[start PROVIDED MATERIAL]

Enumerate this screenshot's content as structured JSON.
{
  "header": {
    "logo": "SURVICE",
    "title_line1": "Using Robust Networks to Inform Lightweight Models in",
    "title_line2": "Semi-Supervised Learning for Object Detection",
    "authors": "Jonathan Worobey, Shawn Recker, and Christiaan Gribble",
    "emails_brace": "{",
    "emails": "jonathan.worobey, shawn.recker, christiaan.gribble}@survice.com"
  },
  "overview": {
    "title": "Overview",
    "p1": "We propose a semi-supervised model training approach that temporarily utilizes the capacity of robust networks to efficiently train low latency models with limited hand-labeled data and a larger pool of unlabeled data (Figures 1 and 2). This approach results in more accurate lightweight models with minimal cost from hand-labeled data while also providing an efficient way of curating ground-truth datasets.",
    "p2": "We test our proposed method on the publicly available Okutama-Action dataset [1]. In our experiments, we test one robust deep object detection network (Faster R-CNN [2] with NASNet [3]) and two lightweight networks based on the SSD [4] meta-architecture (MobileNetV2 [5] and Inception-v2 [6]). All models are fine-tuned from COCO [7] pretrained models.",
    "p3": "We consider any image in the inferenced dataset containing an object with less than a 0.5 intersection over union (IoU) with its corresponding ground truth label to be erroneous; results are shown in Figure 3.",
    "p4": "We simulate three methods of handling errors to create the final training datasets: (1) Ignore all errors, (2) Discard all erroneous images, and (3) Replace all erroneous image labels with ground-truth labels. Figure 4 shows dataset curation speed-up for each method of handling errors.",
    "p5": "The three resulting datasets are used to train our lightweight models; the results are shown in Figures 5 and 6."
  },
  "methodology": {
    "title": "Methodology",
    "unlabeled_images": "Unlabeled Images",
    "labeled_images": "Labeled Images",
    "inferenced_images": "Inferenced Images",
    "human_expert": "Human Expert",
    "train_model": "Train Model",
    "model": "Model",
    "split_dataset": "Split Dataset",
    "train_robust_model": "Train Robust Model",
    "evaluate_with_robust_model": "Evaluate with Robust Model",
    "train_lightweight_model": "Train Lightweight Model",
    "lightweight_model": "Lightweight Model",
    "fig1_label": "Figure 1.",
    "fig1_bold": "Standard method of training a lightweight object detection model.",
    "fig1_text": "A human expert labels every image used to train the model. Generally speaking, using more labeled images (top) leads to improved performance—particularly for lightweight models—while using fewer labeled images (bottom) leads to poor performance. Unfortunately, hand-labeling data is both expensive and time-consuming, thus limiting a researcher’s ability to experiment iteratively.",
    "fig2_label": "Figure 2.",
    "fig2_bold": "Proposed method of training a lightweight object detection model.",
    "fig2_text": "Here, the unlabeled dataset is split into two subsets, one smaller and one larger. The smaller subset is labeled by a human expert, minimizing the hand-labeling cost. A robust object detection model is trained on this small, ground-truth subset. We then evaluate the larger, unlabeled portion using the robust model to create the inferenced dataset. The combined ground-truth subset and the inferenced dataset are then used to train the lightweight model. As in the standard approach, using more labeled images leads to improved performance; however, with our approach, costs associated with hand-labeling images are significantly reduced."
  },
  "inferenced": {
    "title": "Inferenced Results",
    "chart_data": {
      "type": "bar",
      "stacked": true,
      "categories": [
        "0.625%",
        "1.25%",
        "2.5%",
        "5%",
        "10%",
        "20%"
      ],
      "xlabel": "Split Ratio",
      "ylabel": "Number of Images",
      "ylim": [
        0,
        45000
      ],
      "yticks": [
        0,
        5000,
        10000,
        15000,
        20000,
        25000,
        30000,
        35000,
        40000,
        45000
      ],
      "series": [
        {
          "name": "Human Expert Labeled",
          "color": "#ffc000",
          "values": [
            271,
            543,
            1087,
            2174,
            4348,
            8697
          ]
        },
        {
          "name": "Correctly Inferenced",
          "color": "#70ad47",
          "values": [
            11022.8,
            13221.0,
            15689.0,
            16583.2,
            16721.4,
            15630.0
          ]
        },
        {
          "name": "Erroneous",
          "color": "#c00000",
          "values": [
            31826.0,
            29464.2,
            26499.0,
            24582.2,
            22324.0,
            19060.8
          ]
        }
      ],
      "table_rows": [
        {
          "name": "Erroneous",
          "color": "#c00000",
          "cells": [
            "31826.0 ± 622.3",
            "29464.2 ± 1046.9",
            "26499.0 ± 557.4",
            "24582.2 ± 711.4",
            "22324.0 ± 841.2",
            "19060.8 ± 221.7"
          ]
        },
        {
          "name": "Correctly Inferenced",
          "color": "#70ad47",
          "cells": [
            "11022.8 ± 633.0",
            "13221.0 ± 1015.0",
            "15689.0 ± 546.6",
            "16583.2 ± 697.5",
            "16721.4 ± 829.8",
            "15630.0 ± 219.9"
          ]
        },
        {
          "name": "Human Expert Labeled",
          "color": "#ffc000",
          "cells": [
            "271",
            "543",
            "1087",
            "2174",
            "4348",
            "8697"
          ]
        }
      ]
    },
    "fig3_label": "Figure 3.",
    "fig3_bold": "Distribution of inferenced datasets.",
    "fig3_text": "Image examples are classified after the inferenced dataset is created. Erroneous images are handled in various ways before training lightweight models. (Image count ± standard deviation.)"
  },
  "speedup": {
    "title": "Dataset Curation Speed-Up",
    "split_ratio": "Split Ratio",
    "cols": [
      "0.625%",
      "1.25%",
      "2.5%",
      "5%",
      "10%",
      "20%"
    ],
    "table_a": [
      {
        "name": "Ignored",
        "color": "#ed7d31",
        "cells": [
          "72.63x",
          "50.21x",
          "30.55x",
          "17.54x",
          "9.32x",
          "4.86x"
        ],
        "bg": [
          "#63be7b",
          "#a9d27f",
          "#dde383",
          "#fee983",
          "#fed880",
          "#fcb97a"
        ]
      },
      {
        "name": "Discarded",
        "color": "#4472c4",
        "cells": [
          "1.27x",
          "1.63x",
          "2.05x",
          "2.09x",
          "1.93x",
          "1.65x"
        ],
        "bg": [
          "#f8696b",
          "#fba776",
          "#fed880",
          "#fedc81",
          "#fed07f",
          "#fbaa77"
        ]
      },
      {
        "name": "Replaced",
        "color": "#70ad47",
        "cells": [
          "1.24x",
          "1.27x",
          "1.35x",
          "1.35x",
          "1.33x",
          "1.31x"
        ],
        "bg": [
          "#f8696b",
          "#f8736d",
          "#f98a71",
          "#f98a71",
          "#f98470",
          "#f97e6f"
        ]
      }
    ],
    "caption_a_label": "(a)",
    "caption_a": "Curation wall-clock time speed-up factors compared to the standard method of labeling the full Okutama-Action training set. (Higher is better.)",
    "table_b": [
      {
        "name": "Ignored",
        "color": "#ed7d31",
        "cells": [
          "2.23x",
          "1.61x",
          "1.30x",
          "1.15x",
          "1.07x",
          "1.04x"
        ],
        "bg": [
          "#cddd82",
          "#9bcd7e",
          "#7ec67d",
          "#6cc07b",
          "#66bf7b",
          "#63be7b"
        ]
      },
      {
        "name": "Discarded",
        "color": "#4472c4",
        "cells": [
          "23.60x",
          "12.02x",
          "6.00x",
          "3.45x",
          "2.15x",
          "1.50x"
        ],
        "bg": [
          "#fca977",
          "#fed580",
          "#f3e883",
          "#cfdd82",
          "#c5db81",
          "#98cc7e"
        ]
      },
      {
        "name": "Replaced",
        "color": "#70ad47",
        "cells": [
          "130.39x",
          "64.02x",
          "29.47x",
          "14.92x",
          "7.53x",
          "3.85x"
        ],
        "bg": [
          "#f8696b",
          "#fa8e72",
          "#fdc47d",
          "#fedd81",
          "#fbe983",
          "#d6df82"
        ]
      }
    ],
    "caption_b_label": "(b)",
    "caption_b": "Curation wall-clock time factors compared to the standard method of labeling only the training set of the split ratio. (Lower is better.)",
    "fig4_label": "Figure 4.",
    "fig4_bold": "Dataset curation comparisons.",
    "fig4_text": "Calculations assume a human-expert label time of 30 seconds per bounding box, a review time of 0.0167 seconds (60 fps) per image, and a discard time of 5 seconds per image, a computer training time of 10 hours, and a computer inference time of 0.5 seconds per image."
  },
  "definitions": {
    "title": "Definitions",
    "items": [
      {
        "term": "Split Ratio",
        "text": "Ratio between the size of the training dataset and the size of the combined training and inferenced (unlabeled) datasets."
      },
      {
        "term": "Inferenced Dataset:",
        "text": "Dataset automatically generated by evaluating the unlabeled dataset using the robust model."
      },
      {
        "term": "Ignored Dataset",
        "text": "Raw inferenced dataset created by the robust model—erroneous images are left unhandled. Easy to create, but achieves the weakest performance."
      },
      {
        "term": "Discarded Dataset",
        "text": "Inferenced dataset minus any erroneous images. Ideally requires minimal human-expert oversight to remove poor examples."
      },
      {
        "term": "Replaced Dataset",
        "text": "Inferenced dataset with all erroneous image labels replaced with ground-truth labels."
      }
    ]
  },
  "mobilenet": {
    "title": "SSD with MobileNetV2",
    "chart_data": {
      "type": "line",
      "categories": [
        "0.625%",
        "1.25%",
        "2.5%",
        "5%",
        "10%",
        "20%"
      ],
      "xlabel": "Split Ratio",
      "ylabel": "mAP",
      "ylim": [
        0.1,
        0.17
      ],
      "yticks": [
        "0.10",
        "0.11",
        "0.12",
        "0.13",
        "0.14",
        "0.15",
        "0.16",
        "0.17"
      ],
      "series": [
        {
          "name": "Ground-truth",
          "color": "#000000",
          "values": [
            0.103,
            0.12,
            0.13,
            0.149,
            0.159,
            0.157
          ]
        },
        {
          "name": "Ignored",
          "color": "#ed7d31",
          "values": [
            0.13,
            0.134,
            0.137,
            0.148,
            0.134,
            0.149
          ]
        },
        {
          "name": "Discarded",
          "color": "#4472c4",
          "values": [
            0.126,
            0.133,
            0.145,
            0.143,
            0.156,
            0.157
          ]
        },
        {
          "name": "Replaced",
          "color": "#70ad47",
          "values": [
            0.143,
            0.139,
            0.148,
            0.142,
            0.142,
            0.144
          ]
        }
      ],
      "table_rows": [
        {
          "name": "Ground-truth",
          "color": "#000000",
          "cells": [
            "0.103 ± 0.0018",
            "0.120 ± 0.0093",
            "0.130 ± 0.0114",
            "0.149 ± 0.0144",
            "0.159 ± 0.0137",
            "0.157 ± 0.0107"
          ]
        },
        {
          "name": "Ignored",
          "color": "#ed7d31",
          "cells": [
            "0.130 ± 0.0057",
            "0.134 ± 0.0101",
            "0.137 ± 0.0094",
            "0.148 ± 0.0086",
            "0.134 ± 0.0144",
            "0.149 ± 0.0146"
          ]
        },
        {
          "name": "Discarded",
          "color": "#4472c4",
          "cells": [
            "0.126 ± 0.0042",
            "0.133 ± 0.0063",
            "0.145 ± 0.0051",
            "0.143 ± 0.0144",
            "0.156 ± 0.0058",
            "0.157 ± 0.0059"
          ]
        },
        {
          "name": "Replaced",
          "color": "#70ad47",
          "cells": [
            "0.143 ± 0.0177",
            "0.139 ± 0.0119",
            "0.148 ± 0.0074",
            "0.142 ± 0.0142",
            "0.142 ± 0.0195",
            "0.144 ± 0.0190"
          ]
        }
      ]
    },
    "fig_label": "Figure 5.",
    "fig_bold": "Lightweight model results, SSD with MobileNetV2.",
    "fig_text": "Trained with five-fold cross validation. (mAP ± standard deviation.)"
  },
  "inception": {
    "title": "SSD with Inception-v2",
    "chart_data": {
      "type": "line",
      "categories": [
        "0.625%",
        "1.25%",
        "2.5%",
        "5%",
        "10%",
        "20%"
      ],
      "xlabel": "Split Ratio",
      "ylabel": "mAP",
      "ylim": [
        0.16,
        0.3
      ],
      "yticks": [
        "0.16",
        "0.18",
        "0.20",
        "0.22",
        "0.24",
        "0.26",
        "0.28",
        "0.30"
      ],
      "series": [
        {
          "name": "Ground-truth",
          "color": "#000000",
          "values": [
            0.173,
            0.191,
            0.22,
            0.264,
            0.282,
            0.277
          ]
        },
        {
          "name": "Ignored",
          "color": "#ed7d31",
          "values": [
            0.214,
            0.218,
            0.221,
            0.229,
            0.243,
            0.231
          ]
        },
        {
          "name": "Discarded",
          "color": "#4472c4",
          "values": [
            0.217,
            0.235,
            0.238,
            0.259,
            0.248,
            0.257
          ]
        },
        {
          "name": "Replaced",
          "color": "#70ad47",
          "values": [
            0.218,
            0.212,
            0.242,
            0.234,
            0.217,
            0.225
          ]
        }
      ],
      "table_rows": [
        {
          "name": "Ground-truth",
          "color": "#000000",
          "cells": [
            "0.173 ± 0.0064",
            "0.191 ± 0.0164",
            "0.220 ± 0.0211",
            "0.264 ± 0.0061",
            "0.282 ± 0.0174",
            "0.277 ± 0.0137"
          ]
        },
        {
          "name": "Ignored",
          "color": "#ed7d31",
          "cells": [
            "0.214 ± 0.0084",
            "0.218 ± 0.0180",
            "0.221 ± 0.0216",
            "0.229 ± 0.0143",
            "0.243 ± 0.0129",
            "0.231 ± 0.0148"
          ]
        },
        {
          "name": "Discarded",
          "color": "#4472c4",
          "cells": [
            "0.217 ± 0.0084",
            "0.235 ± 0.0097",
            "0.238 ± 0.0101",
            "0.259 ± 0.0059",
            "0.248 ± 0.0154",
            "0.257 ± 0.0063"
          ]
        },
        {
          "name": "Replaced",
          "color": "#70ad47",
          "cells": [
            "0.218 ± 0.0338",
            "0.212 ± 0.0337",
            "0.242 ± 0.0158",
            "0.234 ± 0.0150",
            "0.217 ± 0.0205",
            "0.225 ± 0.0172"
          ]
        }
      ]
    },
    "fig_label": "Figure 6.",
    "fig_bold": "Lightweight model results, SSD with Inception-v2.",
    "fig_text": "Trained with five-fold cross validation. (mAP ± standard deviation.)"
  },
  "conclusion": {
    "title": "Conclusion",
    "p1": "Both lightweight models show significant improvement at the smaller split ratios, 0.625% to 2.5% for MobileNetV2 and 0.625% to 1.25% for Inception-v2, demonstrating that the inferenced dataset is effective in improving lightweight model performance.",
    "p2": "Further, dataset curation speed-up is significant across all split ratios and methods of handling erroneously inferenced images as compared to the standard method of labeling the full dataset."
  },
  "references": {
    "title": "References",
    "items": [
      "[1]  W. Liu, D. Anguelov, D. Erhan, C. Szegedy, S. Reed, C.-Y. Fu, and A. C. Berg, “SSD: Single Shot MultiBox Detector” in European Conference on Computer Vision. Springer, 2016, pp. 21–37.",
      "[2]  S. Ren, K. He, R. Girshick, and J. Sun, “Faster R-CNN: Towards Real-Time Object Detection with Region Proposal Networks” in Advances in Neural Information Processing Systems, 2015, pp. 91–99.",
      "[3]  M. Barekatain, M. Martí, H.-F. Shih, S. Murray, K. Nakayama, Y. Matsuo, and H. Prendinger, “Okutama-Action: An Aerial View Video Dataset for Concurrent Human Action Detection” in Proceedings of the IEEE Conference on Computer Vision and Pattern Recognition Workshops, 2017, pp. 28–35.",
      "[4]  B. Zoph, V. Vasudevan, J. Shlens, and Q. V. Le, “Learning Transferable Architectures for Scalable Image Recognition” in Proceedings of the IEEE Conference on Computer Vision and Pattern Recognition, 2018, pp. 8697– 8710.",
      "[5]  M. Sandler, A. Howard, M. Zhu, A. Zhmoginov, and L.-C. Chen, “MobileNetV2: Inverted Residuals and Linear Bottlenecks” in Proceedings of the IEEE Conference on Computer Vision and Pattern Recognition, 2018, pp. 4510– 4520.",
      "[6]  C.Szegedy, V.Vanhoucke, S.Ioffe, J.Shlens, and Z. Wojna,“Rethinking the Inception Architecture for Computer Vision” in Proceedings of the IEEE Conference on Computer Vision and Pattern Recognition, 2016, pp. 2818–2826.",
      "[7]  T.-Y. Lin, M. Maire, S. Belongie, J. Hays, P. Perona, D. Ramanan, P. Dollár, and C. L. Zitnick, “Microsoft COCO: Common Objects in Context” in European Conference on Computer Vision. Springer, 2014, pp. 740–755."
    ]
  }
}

[end PROVIDED MATERIAL]

■ THE PROBLEM: Sift the material for lines with the string "minimal". Copy each one found.

■ REPLY:
    "p1": "We propose a semi-supervised model training approach that temporarily utilizes the capacity of robust networks to efficiently train low latency models with limited hand-labeled data and a larger pool of unlabeled data (Figures 1 and 2). This approach results in more accurate lightweight models with minimal cost from hand-labeled data while also providing an efficient way of curating ground-truth datasets.",
        "text": "Inferenced dataset minus any erroneous images. Ideally requires minimal human-expert oversight to remove poor examples."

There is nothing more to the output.